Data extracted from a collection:
####
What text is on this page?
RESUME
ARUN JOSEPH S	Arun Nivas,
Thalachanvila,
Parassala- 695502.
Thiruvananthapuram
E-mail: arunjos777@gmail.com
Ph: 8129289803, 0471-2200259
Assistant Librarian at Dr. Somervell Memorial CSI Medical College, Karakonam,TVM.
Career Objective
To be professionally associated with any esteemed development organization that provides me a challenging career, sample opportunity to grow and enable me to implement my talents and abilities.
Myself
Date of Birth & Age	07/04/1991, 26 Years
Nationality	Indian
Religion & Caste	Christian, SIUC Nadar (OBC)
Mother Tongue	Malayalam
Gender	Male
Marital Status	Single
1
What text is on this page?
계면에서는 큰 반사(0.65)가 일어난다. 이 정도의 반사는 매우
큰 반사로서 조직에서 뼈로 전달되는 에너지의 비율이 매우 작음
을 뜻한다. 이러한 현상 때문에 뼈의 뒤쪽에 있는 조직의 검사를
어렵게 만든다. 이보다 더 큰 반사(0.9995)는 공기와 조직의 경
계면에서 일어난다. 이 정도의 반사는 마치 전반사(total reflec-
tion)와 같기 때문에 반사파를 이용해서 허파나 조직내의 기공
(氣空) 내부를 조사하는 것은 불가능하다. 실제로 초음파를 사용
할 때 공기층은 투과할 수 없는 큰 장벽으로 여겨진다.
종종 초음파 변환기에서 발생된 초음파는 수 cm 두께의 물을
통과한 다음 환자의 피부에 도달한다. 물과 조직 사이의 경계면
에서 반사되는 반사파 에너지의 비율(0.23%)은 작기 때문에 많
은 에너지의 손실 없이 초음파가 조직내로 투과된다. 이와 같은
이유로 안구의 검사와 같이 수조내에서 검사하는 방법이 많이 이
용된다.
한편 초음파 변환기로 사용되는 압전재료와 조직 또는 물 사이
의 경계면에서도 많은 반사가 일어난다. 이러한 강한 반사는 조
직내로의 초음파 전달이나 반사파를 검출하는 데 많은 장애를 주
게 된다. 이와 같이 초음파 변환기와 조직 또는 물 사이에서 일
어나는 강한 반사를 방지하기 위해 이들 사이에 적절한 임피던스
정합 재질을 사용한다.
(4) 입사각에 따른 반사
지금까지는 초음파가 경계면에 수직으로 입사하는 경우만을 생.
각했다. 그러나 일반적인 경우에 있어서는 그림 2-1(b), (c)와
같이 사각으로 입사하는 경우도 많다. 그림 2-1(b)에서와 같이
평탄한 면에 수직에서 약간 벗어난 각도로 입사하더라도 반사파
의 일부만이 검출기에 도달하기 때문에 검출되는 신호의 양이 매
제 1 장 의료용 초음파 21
####
_Task directions_
Out of the material above, select every line that holds the string "초음파가".

_Output for this exercise_
은 에너지의 손실 없이 초음파가 조직내로 투과된다. 이와 같은
지금까지는 초음파가 경계면에 수직으로 입사하는 경우만을 생.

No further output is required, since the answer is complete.